### GIVEN DATA:
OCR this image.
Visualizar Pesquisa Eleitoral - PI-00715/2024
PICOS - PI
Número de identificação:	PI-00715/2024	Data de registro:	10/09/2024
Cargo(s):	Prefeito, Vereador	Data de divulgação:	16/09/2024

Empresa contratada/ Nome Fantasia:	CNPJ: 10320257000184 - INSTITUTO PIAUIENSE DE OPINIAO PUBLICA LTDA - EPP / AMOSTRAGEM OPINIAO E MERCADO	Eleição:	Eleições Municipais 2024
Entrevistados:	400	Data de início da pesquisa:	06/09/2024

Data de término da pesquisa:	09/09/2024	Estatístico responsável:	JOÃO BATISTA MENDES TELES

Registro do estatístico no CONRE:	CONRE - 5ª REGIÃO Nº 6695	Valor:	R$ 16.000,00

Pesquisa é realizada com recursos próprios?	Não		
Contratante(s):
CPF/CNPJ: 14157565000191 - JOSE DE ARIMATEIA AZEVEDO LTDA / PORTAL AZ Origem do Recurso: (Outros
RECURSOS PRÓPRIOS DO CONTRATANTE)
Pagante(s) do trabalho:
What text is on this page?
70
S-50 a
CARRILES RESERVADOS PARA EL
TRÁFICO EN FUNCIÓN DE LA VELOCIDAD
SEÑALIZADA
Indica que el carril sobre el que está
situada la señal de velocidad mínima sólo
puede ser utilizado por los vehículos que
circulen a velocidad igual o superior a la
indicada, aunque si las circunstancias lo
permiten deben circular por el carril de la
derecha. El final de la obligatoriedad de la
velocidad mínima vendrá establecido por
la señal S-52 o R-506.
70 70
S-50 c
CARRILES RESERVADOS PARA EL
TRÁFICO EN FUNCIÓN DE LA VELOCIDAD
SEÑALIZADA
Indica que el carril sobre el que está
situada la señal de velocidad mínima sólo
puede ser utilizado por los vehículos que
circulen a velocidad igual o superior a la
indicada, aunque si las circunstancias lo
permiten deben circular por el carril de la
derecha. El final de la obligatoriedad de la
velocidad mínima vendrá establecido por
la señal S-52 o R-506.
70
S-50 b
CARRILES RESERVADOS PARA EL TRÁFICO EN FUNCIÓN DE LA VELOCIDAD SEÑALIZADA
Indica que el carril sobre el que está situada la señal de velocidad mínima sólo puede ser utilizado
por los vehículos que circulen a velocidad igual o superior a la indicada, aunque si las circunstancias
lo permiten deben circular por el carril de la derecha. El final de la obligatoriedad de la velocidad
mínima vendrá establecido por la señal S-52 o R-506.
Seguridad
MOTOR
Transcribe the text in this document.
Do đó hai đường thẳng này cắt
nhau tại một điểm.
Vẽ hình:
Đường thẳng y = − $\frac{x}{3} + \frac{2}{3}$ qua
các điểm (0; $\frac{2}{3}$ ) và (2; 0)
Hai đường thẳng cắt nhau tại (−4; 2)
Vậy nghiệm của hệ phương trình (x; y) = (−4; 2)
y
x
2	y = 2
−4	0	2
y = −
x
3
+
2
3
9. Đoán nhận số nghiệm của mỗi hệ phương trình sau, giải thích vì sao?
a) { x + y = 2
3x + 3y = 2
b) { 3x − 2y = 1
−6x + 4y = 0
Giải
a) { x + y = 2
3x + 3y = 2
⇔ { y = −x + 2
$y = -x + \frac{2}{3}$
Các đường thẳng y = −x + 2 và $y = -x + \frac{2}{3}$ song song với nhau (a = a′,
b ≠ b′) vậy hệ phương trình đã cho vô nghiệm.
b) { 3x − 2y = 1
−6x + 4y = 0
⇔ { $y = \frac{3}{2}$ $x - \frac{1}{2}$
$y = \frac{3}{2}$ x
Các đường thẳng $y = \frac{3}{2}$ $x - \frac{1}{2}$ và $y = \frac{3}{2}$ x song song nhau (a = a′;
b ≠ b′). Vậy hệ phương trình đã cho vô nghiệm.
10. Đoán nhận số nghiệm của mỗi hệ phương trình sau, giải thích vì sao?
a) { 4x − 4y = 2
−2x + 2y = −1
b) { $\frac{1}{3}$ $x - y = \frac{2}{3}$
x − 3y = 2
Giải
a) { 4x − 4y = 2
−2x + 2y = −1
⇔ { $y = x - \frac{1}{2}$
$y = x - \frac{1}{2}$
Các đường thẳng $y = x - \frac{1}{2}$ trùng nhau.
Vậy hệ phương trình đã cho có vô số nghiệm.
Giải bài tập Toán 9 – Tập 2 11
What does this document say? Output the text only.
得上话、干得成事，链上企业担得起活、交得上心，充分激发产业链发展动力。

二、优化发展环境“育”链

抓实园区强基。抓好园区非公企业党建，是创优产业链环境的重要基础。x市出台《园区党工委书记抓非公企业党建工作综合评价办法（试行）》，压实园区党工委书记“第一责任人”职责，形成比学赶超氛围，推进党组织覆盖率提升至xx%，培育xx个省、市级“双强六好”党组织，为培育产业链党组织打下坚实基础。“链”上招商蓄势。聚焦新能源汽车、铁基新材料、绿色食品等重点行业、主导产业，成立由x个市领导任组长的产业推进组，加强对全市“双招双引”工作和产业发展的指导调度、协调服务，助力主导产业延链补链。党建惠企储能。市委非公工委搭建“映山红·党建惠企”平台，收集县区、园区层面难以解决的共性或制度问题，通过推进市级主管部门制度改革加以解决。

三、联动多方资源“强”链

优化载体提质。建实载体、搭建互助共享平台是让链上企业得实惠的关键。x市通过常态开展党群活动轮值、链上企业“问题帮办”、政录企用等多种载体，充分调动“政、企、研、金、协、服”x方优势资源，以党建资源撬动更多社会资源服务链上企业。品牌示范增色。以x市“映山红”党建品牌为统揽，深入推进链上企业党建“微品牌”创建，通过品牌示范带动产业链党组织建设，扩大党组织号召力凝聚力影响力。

### WHAT IS NEEDED:
Quote the data in full, keeping each word unchanged.

### EXERCISE OUTPUT:
OCR this image.
Visualizar Pesquisa Eleitoral - PI-00715/2024
PICOS - PI
Número de identificação:	PI-00715/2024	Data de registro:	10/09/2024
Cargo(s):	Prefeito, Vereador	Data de divulgação:	16/09/2024

Empresa contratada/ Nome Fantasia:	CNPJ: 10320257000184 - INSTITUTO PIAUIENSE DE OPINIAO PUBLICA LTDA - EPP / AMOSTRAGEM OPINIAO E MERCADO	Eleição:	Eleições Municipais 2024
Entrevistados:	400	Data de início da pesquisa:	06/09/2024

Data de término da pesquisa:	09/09/2024	Estatístico responsável:	JOÃO BATISTA MENDES TELES

Registro do estatístico no CONRE:	CONRE - 5ª REGIÃO Nº 6695	Valor:	R$ 16.000,00

Pesquisa é realizada com recursos próprios?	Não		
Contratante(s):
CPF/CNPJ: 14157565000191 - JOSE DE ARIMATEIA AZEVEDO LTDA / PORTAL AZ Origem do Recurso: (Outros
RECURSOS PRÓPRIOS DO CONTRATANTE)
Pagante(s) do trabalho:
What text is on this page?
70
S-50 a
CARRILES RESERVADOS PARA EL
TRÁFICO EN FUNCIÓN DE LA VELOCIDAD
SEÑALIZADA
Indica que el carril sobre el que está
situada la señal de velocidad mínima sólo
puede ser utilizado por los vehículos que
circulen a velocidad igual o superior a la
indicada, aunque si las circunstancias lo
permiten deben circular por el carril de la
derecha. El final de la obligatoriedad de la
velocidad mínima vendrá establecido por
la señal S-52 o R-506.
70 70
S-50 c
CARRILES RESERVADOS PARA EL
TRÁFICO EN FUNCIÓN DE LA VELOCIDAD
SEÑALIZADA
Indica que el carril sobre el que está
situada la señal de velocidad mínima sólo
puede ser utilizado por los vehículos que
circulen a velocidad igual o superior a la
indicada, aunque si las circunstancias lo
permiten deben circular por el carril de la
derecha. El final de la obligatoriedad de la
velocidad mínima vendrá establecido por
la señal S-52 o R-506.
70
S-50 b
CARRILES RESERVADOS PARA EL TRÁFICO EN FUNCIÓN DE LA VELOCIDAD SEÑALIZADA
Indica que el carril sobre el que está situada la señal de velocidad mínima sólo puede ser utilizado
por los vehículos que circulen a velocidad igual o superior a la indicada, aunque si las circunstancias
lo permiten deben circular por el carril de la derecha. El final de la obligatoriedad de la velocidad
mínima vendrá establecido por la señal S-52 o R-506.
Seguridad
MOTOR
Transcribe the text in this document.
Do đó hai đường thẳng này cắt
nhau tại một điểm.
Vẽ hình:
Đường thẳng y = − $\frac{x}{3} + \frac{2}{3}$ qua
các điểm (0; $\frac{2}{3}$ ) và (2; 0)
Hai đường thẳng cắt nhau tại (−4; 2)
Vậy nghiệm của hệ phương trình (x; y) = (−4; 2)
y
x
2	y = 2
−4	0	2
y = −
x
3
+
2
3
9. Đoán nhận số nghiệm của mỗi hệ phương trình sau, giải thích vì sao?
a) { x + y = 2
3x + 3y = 2
b) { 3x − 2y = 1
−6x + 4y = 0
Giải
a) { x + y = 2
3x + 3y = 2
⇔ { y = −x + 2
$y = -x + \frac{2}{3}$
Các đường thẳng y = −x + 2 và $y = -x + \frac{2}{3}$ song song với nhau (a = a′,
b ≠ b′) vậy hệ phương trình đã cho vô nghiệm.
b) { 3x − 2y = 1
−6x + 4y = 0
⇔ { $y = \frac{3}{2}$ $x - \frac{1}{2}$
$y = \frac{3}{2}$ x
Các đường thẳng $y = \frac{3}{2}$ $x - \frac{1}{2}$ và $y = \frac{3}{2}$ x song song nhau (a = a′;
b ≠ b′). Vậy hệ phương trình đã cho vô nghiệm.
10. Đoán nhận số nghiệm của mỗi hệ phương trình sau, giải thích vì sao?
a) { 4x − 4y = 2
−2x + 2y = −1
b) { $\frac{1}{3}$ $x - y = \frac{2}{3}$
x − 3y = 2
Giải
a) { 4x − 4y = 2
−2x + 2y = −1
⇔ { $y = x - \frac{1}{2}$
$y = x - \frac{1}{2}$
Các đường thẳng $y = x - \frac{1}{2}$ trùng nhau.
Vậy hệ phương trình đã cho có vô số nghiệm.
Giải bài tập Toán 9 – Tập 2 11
What does this document say? Output the text only.
得上话、干得成事，链上企业担得起活、交得上心，充分激发产业链发展动力。

二、优化发展环境“育”链

抓实园区强基。抓好园区非公企业党建，是创优产业链环境的重要基础。x市出台《园区党工委书记抓非公企业党建工作综合评价办法（试行）》，压实园区党工委书记“第一责任人”职责，形成比学赶超氛围，推进党组织覆盖率提升至xx%，培育xx个省、市级“双强六好”党组织，为培育产业链党组织打下坚实基础。“链”上招商蓄势。聚焦新能源汽车、铁基新材料、绿色食品等重点行业、主导产业，成立由x个市领导任组长的产业推进组，加强对全市“双招双引”工作和产业发展的指导调度、协调服务，助力主导产业延链补链。党建惠企储能。市委非公工委搭建“映山红·党建惠企”平台，收集县区、园区层面难以解决的共性或制度问题，通过推进市级主管部门制度改革加以解决。

三、联动多方资源“强”链

优化载体提质。建实载体、搭建互助共享平台是让链上企业得实惠的关键。x市通过常态开展党群活动轮值、链上企业“问题帮办”、政录企用等多种载体，充分调动“政、企、研、金、协、服”x方优势资源，以党建资源撬动更多社会资源服务链上企业。品牌示范增色。以x市“映山红”党建品牌为统揽，深入推进链上企业党建“微品牌”创建，通过品牌示范带动产业链党组织建设，扩大党组织号召力凝聚力影响力。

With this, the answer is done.